- Aim of the task -
Can you transcribe the data exactly? Leave the pictures out.

[Figure record listings]
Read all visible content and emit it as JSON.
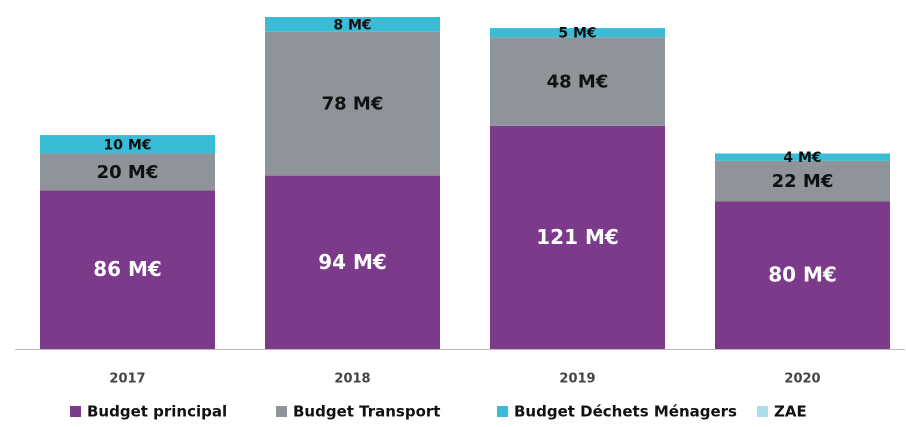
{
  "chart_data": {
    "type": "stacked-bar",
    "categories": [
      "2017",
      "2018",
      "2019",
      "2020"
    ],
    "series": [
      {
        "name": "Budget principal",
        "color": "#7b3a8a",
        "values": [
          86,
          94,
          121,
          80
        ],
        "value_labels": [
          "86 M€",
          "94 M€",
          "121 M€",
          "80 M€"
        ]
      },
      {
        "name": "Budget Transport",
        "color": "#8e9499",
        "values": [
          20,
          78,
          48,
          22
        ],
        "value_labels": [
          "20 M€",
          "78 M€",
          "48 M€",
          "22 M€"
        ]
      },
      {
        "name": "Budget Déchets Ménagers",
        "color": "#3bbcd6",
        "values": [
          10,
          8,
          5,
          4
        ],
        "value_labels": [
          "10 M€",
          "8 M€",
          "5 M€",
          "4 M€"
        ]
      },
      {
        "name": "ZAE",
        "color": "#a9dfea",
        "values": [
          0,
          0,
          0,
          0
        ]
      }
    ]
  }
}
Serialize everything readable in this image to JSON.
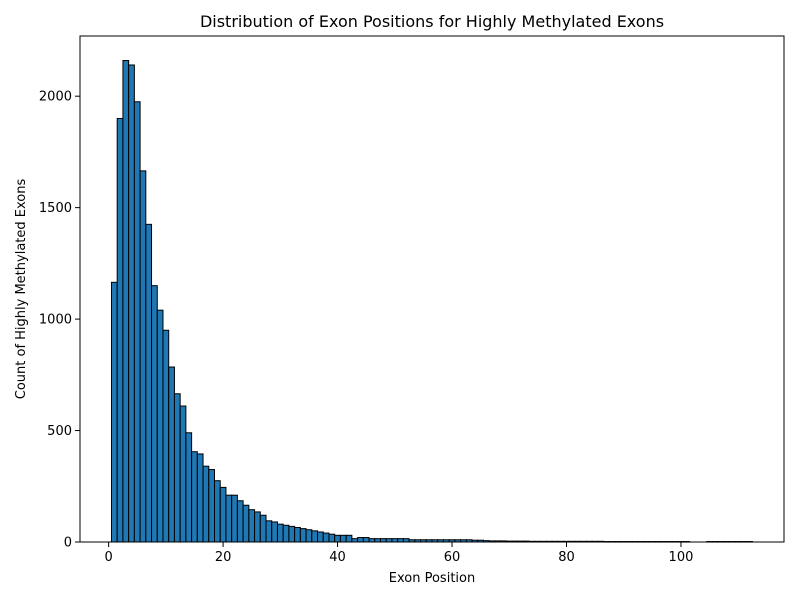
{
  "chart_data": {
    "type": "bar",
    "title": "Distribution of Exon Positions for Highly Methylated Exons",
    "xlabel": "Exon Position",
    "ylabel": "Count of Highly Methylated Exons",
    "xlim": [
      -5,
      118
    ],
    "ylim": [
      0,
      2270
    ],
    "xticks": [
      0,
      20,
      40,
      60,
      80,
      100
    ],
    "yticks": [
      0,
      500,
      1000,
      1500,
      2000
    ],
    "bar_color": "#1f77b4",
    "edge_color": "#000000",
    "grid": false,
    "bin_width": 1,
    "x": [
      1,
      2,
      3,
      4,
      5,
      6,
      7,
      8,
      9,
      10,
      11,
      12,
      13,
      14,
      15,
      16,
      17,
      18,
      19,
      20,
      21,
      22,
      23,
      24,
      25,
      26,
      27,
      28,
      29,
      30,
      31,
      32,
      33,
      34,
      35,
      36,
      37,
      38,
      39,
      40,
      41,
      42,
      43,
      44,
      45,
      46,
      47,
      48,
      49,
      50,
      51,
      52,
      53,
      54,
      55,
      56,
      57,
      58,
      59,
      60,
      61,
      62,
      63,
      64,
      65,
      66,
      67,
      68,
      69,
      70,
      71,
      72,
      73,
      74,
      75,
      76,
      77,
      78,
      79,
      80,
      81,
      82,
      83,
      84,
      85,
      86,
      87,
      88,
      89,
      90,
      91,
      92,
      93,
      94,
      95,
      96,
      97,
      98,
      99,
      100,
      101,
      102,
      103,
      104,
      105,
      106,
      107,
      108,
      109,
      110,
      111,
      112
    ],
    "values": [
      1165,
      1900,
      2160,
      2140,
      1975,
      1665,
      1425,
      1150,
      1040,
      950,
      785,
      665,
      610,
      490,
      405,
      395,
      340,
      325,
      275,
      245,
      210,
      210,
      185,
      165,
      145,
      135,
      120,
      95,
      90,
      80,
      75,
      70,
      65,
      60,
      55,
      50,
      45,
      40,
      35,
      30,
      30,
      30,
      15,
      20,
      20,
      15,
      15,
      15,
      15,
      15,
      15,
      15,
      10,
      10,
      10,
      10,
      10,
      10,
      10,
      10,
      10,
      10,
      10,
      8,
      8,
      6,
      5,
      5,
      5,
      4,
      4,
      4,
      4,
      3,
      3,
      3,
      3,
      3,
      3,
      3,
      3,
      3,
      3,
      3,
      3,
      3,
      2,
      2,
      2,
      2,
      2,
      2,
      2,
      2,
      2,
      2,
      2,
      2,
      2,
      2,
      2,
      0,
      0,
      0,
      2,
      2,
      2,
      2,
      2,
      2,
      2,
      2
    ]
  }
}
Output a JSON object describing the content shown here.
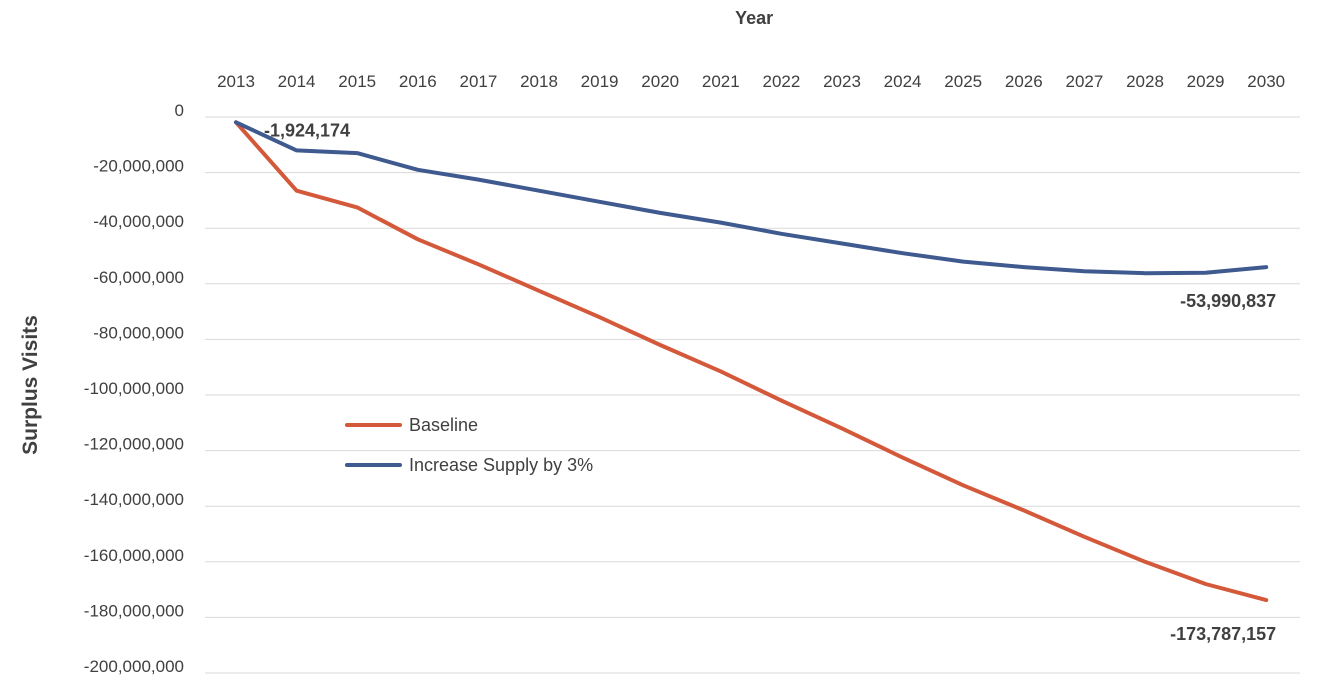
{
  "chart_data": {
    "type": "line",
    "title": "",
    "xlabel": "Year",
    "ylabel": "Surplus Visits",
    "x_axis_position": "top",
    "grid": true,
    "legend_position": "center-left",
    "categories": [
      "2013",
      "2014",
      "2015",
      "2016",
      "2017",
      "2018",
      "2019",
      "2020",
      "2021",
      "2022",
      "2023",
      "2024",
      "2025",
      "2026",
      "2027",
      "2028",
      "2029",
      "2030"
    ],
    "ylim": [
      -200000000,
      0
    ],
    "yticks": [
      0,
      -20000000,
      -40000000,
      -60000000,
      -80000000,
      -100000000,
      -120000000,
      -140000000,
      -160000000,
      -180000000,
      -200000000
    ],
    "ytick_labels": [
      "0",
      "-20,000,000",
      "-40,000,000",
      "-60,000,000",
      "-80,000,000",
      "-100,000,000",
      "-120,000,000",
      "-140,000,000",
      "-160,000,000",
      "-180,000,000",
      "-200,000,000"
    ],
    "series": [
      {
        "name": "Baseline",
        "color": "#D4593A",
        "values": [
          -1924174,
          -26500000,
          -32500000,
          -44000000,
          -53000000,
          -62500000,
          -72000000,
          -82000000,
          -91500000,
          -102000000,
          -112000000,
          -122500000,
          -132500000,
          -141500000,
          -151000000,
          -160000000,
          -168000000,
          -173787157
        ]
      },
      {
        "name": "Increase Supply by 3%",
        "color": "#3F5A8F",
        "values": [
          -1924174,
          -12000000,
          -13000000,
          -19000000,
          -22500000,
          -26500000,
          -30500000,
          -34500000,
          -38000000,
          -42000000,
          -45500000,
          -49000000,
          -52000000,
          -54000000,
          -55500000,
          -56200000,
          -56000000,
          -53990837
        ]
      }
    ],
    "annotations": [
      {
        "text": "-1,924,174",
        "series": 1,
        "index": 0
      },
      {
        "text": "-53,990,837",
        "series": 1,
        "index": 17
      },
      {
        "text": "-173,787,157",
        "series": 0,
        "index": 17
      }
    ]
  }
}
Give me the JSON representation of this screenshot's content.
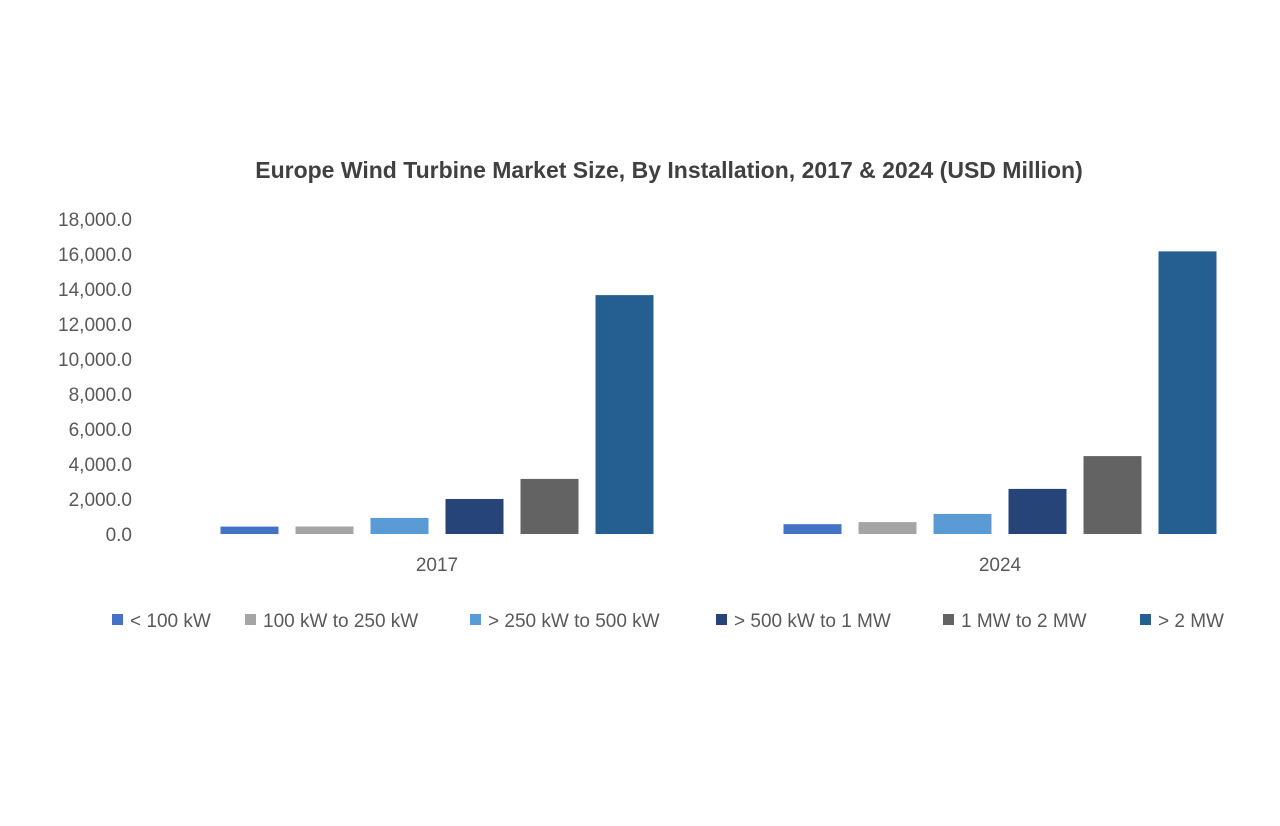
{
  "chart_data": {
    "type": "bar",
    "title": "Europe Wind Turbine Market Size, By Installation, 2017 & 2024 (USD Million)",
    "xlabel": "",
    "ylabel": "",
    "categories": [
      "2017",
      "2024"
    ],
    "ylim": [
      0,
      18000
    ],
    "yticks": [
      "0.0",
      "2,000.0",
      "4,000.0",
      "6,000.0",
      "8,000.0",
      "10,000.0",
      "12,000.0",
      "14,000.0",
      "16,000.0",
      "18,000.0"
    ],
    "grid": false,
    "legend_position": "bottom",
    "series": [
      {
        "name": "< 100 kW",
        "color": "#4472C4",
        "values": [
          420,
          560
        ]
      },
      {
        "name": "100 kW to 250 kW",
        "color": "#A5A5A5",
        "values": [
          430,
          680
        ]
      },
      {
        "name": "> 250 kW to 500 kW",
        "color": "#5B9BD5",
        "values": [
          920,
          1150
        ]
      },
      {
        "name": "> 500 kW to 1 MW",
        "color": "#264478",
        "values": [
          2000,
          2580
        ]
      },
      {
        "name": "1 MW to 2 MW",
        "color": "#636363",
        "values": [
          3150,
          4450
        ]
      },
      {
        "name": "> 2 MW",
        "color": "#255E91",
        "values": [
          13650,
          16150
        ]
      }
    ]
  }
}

- Written solution -
Read all visible content and emit it as JSON.
{
  "chart_data": {
    "type": "stacked-bar",
    "categories": [
      "2017",
      "2018",
      "2019",
      "2020"
    ],
    "series": [
      {
        "name": "Budget principal",
        "color": "#7b3a8a",
        "values": [
          86,
          94,
          121,
          80
        ],
        "value_labels": [
          "86 M€",
          "94 M€",
          "121 M€",
          "80 M€"
        ]
      },
      {
        "name": "Budget Transport",
        "color": "#8e9499",
        "values": [
          20,
          78,
          48,
          22
        ],
        "value_labels": [
          "20 M€",
          "78 M€",
          "48 M€",
          "22 M€"
        ]
      },
      {
        "name": "Budget Déchets Ménagers",
        "color": "#3bbcd6",
        "values": [
          10,
          8,
          5,
          4
        ],
        "value_labels": [
          "10 M€",
          "8 M€",
          "5 M€",
          "4 M€"
        ]
      },
      {
        "name": "ZAE",
        "color": "#a9dfea",
        "values": [
          0,
          0,
          0,
          0
        ]
      }
    ]
  }
}
Serialize everything readable in this image to JSON.
{
  "chart_data": {
    "type": "bar",
    "title": "Distribution of Exon Positions for Highly Methylated Exons",
    "xlabel": "Exon Position",
    "ylabel": "Count of Highly Methylated Exons",
    "xlim": [
      -5,
      118
    ],
    "ylim": [
      0,
      2270
    ],
    "xticks": [
      0,
      20,
      40,
      60,
      80,
      100
    ],
    "yticks": [
      0,
      500,
      1000,
      1500,
      2000
    ],
    "bar_color": "#1f77b4",
    "edge_color": "#000000",
    "grid": false,
    "bin_width": 1,
    "x": [
      1,
      2,
      3,
      4,
      5,
      6,
      7,
      8,
      9,
      10,
      11,
      12,
      13,
      14,
      15,
      16,
      17,
      18,
      19,
      20,
      21,
      22,
      23,
      24,
      25,
      26,
      27,
      28,
      29,
      30,
      31,
      32,
      33,
      34,
      35,
      36,
      37,
      38,
      39,
      40,
      41,
      42,
      43,
      44,
      45,
      46,
      47,
      48,
      49,
      50,
      51,
      52,
      53,
      54,
      55,
      56,
      57,
      58,
      59,
      60,
      61,
      62,
      63,
      64,
      65,
      66,
      67,
      68,
      69,
      70,
      71,
      72,
      73,
      74,
      75,
      76,
      77,
      78,
      79,
      80,
      81,
      82,
      83,
      84,
      85,
      86,
      87,
      88,
      89,
      90,
      91,
      92,
      93,
      94,
      95,
      96,
      97,
      98,
      99,
      100,
      101,
      102,
      103,
      104,
      105,
      106,
      107,
      108,
      109,
      110,
      111,
      112
    ],
    "values": [
      1165,
      1900,
      2160,
      2140,
      1975,
      1665,
      1425,
      1150,
      1040,
      950,
      785,
      665,
      610,
      490,
      405,
      395,
      340,
      325,
      275,
      245,
      210,
      210,
      185,
      165,
      145,
      135,
      120,
      95,
      90,
      80,
      75,
      70,
      65,
      60,
      55,
      50,
      45,
      40,
      35,
      30,
      30,
      30,
      15,
      20,
      20,
      15,
      15,
      15,
      15,
      15,
      15,
      15,
      10,
      10,
      10,
      10,
      10,
      10,
      10,
      10,
      10,
      10,
      10,
      8,
      8,
      6,
      5,
      5,
      5,
      4,
      4,
      4,
      4,
      3,
      3,
      3,
      3,
      3,
      3,
      3,
      3,
      3,
      3,
      3,
      3,
      3,
      2,
      2,
      2,
      2,
      2,
      2,
      2,
      2,
      2,
      2,
      2,
      2,
      2,
      2,
      2,
      0,
      0,
      0,
      2,
      2,
      2,
      2,
      2,
      2,
      2,
      2
    ]
  }
}
Output a JSON object describing the content shown here.
{
  "chart_data": {
    "type": "line",
    "title": "",
    "xlabel": "Year",
    "ylabel": "Surplus Visits",
    "x_axis_position": "top",
    "grid": true,
    "legend_position": "center-left",
    "categories": [
      "2013",
      "2014",
      "2015",
      "2016",
      "2017",
      "2018",
      "2019",
      "2020",
      "2021",
      "2022",
      "2023",
      "2024",
      "2025",
      "2026",
      "2027",
      "2028",
      "2029",
      "2030"
    ],
    "ylim": [
      -200000000,
      0
    ],
    "yticks": [
      0,
      -20000000,
      -40000000,
      -60000000,
      -80000000,
      -100000000,
      -120000000,
      -140000000,
      -160000000,
      -180000000,
      -200000000
    ],
    "ytick_labels": [
      "0",
      "-20,000,000",
      "-40,000,000",
      "-60,000,000",
      "-80,000,000",
      "-100,000,000",
      "-120,000,000",
      "-140,000,000",
      "-160,000,000",
      "-180,000,000",
      "-200,000,000"
    ],
    "series": [
      {
        "name": "Baseline",
        "color": "#D4593A",
        "values": [
          -1924174,
          -26500000,
          -32500000,
          -44000000,
          -53000000,
          -62500000,
          -72000000,
          -82000000,
          -91500000,
          -102000000,
          -112000000,
          -122500000,
          -132500000,
          -141500000,
          -151000000,
          -160000000,
          -168000000,
          -173787157
        ]
      },
      {
        "name": "Increase Supply by 3%",
        "color": "#3F5A8F",
        "values": [
          -1924174,
          -12000000,
          -13000000,
          -19000000,
          -22500000,
          -26500000,
          -30500000,
          -34500000,
          -38000000,
          -42000000,
          -45500000,
          -49000000,
          -52000000,
          -54000000,
          -55500000,
          -56200000,
          -56000000,
          -53990837
        ]
      }
    ],
    "annotations": [
      {
        "text": "-1,924,174",
        "series": 1,
        "index": 0
      },
      {
        "text": "-53,990,837",
        "series": 1,
        "index": 17
      },
      {
        "text": "-173,787,157",
        "series": 0,
        "index": 17
      }
    ]
  }
}
Give me the JSON representation of this screenshot's content.
{
  "chart_data": {
    "type": "bar",
    "title": "Europe Wind Turbine Market Size, By Installation, 2017 & 2024 (USD Million)",
    "xlabel": "",
    "ylabel": "",
    "categories": [
      "2017",
      "2024"
    ],
    "ylim": [
      0,
      18000
    ],
    "yticks": [
      "0.0",
      "2,000.0",
      "4,000.0",
      "6,000.0",
      "8,000.0",
      "10,000.0",
      "12,000.0",
      "14,000.0",
      "16,000.0",
      "18,000.0"
    ],
    "grid": false,
    "legend_position": "bottom",
    "series": [
      {
        "name": "< 100 kW",
        "color": "#4472C4",
        "values": [
          420,
          560
        ]
      },
      {
        "name": "100 kW to 250 kW",
        "color": "#A5A5A5",
        "values": [
          430,
          680
        ]
      },
      {
        "name": "> 250 kW to 500 kW",
        "color": "#5B9BD5",
        "values": [
          920,
          1150
        ]
      },
      {
        "name": "> 500 kW to 1 MW",
        "color": "#264478",
        "values": [
          2000,
          2580
        ]
      },
      {
        "name": "1 MW to 2 MW",
        "color": "#636363",
        "values": [
          3150,
          4450
        ]
      },
      {
        "name": "> 2 MW",
        "color": "#255E91",
        "values": [
          13650,
          16150
        ]
      }
    ]
  }
}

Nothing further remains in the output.